State the number of lines that contain the word "name", and add nothing else.

-------

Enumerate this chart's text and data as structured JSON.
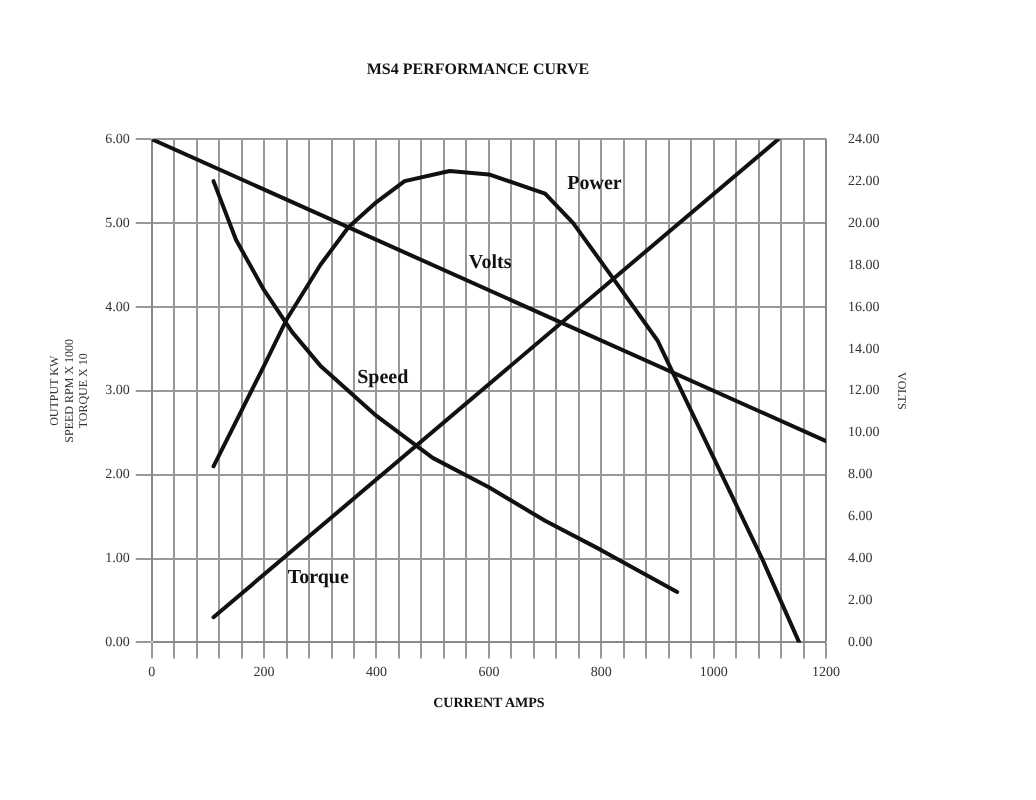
{
  "chart_data": {
    "type": "line",
    "title": "MS4 PERFORMANCE CURVE",
    "xlabel": "CURRENT AMPS",
    "ylabel": "OUTPUT KW\nSPEED RPM X 1000\nTORQUE X 10",
    "y2label": "VOLTS",
    "series": [
      {
        "name": "Power",
        "color": "#111111",
        "x": [
          110,
          200,
          240,
          300,
          350,
          400,
          450,
          530,
          600,
          700,
          750,
          821,
          900,
          927,
          1000,
          1086,
          1152
        ],
        "values": [
          2.1,
          3.3,
          3.85,
          4.5,
          4.95,
          5.25,
          5.5,
          5.62,
          5.58,
          5.35,
          5.0,
          4.34,
          3.6,
          3.22,
          2.2,
          1.0,
          0
        ]
      },
      {
        "name": "Volts",
        "color": "#111111",
        "axis": "y2",
        "x": [
          0,
          1200
        ],
        "values": [
          24,
          9.6
        ]
      },
      {
        "name": "Speed",
        "color": "#111111",
        "x": [
          110,
          150,
          200,
          250,
          300,
          400,
          500,
          600,
          700,
          800,
          935
        ],
        "values": [
          5.5,
          4.8,
          4.2,
          3.7,
          3.3,
          2.7,
          2.2,
          1.85,
          1.45,
          1.1,
          0.6
        ]
      },
      {
        "name": "Torque",
        "color": "#111111",
        "x": [
          110,
          1115
        ],
        "values": [
          0.3,
          6.0
        ]
      }
    ],
    "xlim": [
      0,
      1200
    ],
    "xticks": [
      0,
      {
        "value": 40,
        "label": null
      },
      {
        "value": 80,
        "label": null
      },
      {
        "value": 120,
        "label": null
      },
      {
        "value": 160,
        "label": null
      },
      200,
      {
        "value": 240,
        "label": null
      },
      {
        "value": 280,
        "label": null
      },
      {
        "value": 320,
        "label": null
      },
      {
        "value": 360,
        "label": null
      },
      400,
      {
        "value": 440,
        "label": null
      },
      {
        "value": 480,
        "label": null
      },
      {
        "value": 520,
        "label": null
      },
      {
        "value": 560,
        "label": null
      },
      600,
      {
        "value": 640,
        "label": null
      },
      {
        "value": 680,
        "label": null
      },
      {
        "value": 720,
        "label": null
      },
      {
        "value": 760,
        "label": null
      },
      800,
      {
        "value": 840,
        "label": null
      },
      {
        "value": 880,
        "label": null
      },
      {
        "value": 920,
        "label": null
      },
      {
        "value": 960,
        "label": null
      },
      1000,
      {
        "value": 1040,
        "label": null
      },
      {
        "value": 1080,
        "label": null
      },
      {
        "value": 1120,
        "label": null
      },
      {
        "value": 1160,
        "label": null
      },
      1200
    ],
    "ylim": [
      0,
      6
    ],
    "yticks": [
      {
        "value": 0,
        "label": "0.00"
      },
      {
        "value": 1,
        "label": "1.00"
      },
      {
        "value": 2,
        "label": "2.00"
      },
      {
        "value": 3,
        "label": "3.00"
      },
      {
        "value": 4,
        "label": "4.00"
      },
      {
        "value": 5,
        "label": "5.00"
      },
      {
        "value": 6,
        "label": "6.00"
      }
    ],
    "y2lim": [
      0,
      24
    ],
    "y2ticks": [
      {
        "value": 0,
        "label": "0.00"
      },
      {
        "value": 2,
        "label": "2.00"
      },
      {
        "value": 4,
        "label": "4.00"
      },
      {
        "value": 6,
        "label": "6.00"
      },
      {
        "value": 8,
        "label": "8.00"
      },
      {
        "value": 10,
        "label": "10.00"
      },
      {
        "value": 12,
        "label": "12.00"
      },
      {
        "value": 14,
        "label": "14.00"
      },
      {
        "value": 16,
        "label": "16.00"
      },
      {
        "value": 18,
        "label": "18.00"
      },
      {
        "value": 20,
        "label": "20.00"
      },
      {
        "value": 22,
        "label": "22.00"
      },
      {
        "value": 24,
        "label": "24.00"
      }
    ],
    "grid": true,
    "legend": false,
    "marker": "none",
    "line_style": "solid"
  }
}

-------

▶ [EXPECTED ANSWER] 4